> **Exercise aim**
Reproduce word for word the part of the passage on Agur's four wonders that opens with "A wise old man" and ends with "we might otherwise.".

> **Reading text**
A wise old man in my former church was famous locally for saying, "I don't understand all I know about that." When you think about it, that makes perfect sense. All of us know about many things that we don't fully understand. Consequently, we can sympathize with Agur when he confessed, "There are three things that are too amazing for me, four that I do not understand: the way of an eagle in the sky, the way of a snake on a rock, the way of a ship on the high seas, and the way of a man with a maiden" (Prov. 30:18-19).
Like that wise man, we all know about eagles, snakes, ships and courting couples — but there are things about them we do not completely understand, and what we do not understand we fail to appreciate as much as we might otherwise.
If Agur had lived in our day, I wonder if his list of four imponderables would have remained the same. What in our age might he have found fascinating but beyond comprehension? If he were anything like the majority of us, he may have mentioned the way of a man with a computer and Internet connection.

> **Material supplied**
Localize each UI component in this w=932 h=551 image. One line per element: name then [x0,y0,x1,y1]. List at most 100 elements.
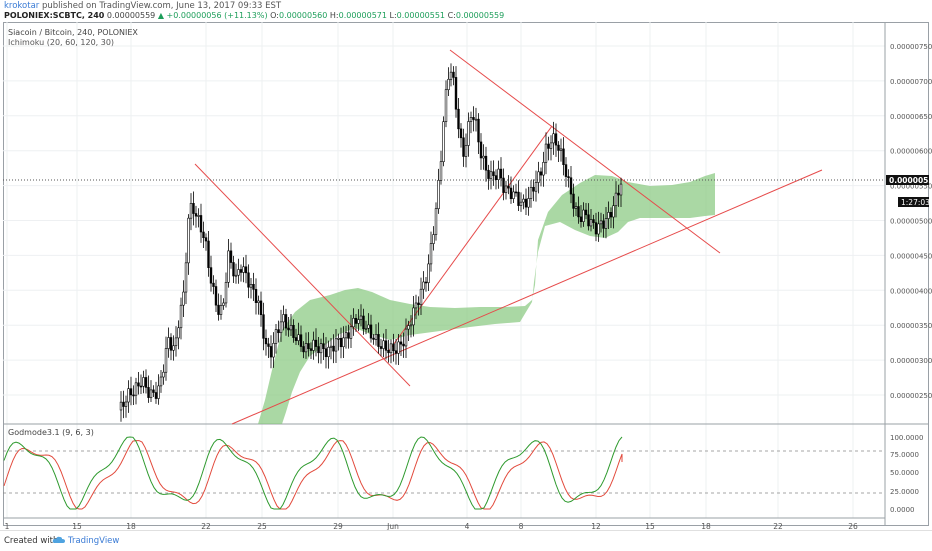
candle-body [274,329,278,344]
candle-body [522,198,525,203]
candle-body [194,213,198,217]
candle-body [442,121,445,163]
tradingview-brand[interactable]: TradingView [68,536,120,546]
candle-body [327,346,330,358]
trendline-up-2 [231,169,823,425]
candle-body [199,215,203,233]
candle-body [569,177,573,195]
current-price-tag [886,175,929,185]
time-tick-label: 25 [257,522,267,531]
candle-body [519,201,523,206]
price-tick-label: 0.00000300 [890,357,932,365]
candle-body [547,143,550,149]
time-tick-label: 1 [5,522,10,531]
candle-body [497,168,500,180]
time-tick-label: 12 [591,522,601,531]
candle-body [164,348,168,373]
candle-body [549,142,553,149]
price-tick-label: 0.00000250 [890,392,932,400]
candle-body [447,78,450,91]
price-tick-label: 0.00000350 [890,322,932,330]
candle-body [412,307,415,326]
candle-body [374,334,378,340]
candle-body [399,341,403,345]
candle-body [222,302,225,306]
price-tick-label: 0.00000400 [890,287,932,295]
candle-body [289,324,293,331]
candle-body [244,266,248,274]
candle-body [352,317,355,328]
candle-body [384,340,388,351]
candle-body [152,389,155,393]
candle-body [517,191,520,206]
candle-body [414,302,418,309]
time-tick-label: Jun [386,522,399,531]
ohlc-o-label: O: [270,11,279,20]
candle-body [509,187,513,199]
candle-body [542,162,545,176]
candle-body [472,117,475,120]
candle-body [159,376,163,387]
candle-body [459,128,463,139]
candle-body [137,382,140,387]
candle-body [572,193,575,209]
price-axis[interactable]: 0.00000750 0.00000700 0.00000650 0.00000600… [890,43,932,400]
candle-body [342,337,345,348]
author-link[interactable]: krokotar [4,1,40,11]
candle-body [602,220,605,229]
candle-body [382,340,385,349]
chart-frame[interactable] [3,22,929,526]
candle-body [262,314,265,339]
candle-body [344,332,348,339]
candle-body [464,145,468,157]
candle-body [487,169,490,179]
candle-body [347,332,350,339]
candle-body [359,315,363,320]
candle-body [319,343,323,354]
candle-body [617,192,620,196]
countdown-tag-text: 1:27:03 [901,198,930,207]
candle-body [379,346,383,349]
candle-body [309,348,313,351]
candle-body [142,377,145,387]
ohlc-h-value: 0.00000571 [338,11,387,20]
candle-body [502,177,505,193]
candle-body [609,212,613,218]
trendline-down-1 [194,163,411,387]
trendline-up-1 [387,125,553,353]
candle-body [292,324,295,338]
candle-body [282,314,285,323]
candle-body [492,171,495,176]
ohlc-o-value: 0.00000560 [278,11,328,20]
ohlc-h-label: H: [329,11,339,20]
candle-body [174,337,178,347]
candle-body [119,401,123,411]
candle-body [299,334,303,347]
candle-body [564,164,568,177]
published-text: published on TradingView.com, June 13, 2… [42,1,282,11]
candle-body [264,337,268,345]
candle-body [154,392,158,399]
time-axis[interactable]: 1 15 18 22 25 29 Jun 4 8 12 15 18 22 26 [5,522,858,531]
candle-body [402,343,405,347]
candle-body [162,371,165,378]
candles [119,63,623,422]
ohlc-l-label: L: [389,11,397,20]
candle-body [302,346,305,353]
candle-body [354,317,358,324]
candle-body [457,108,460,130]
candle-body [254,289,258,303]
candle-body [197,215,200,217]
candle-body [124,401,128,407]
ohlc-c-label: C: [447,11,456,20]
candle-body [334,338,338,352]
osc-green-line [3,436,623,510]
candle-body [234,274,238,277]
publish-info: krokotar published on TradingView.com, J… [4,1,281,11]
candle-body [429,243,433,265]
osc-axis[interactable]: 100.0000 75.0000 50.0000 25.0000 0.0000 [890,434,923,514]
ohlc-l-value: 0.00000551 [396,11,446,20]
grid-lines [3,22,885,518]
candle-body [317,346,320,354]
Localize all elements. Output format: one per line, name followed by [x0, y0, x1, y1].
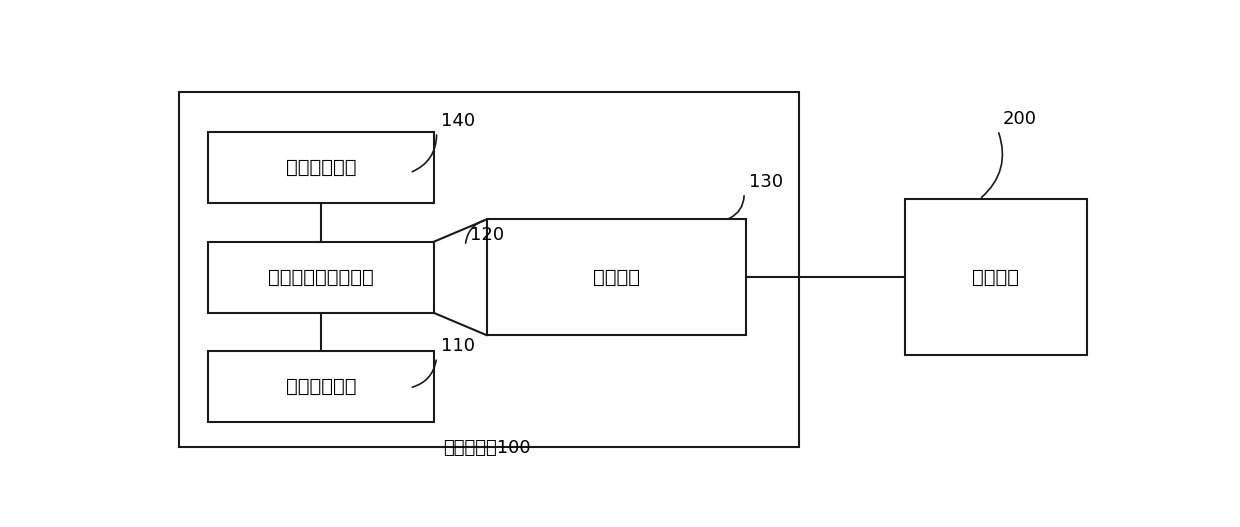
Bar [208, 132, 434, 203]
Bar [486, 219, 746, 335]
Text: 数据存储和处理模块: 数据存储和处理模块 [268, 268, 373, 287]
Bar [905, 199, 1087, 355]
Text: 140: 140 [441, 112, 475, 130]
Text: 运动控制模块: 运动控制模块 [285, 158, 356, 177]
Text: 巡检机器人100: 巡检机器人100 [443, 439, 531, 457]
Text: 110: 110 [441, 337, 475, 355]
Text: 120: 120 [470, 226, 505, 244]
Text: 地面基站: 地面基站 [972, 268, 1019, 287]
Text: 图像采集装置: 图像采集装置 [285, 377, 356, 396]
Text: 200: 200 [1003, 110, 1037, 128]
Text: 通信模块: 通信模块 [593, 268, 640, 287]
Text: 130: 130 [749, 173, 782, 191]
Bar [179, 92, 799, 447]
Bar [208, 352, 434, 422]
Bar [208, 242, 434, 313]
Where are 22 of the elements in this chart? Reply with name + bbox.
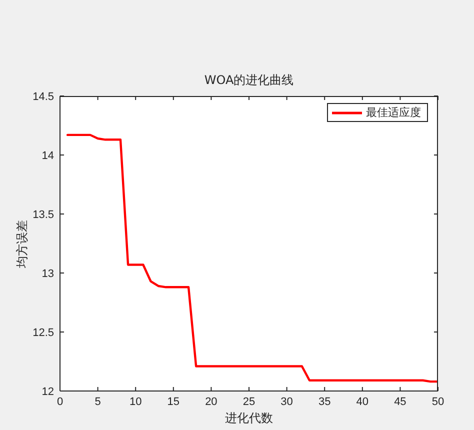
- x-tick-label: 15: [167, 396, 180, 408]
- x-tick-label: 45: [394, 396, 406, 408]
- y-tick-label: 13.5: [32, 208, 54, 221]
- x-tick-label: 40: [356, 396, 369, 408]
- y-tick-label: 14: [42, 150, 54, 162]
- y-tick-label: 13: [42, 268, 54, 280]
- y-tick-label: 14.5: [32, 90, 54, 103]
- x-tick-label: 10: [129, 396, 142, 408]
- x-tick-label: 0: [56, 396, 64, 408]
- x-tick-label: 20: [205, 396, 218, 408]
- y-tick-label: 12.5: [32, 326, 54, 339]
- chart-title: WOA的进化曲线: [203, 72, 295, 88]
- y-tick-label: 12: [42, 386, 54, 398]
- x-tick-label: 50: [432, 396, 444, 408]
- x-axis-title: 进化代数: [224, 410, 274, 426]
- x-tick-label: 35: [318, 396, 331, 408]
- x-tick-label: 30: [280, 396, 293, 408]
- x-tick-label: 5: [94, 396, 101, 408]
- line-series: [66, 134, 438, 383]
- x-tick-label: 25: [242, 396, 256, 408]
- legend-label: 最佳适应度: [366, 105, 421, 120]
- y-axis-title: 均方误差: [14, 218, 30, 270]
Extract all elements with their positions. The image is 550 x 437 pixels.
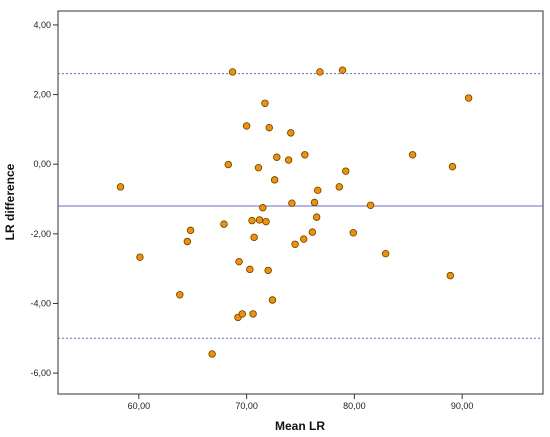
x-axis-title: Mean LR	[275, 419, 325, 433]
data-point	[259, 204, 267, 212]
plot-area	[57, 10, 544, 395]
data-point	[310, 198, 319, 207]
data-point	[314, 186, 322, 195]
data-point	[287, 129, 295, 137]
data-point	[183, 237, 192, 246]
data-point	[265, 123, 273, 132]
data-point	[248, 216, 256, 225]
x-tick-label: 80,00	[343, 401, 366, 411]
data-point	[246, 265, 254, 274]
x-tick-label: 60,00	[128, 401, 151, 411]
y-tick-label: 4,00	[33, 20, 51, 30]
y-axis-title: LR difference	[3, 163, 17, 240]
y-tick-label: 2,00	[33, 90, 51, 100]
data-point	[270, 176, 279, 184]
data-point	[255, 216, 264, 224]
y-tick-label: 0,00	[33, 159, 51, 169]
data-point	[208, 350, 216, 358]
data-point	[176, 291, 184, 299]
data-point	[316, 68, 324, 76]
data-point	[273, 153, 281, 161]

> **Solution for this problem**
A wise old man in my former church was famous locally for saying, "I don't understand all I know about that." When you think about it, that makes perfect sense. All of us know about many things that we don't fully understand. Consequently, we can sympathize with Agur when he confessed, "There are three things that are too amazing for me, four that I do not understand: the way of an eagle in the sky, the way of a snake on a rock, the way of a ship on the high seas, and the way of a man with a maiden" (Prov. 30:18-19).
Like that wise man, we all know about eagles, snakes, ships and courting couples — but there are things about them we do not completely understand, and what we do not understand we fail to appreciate as much as we might otherwise.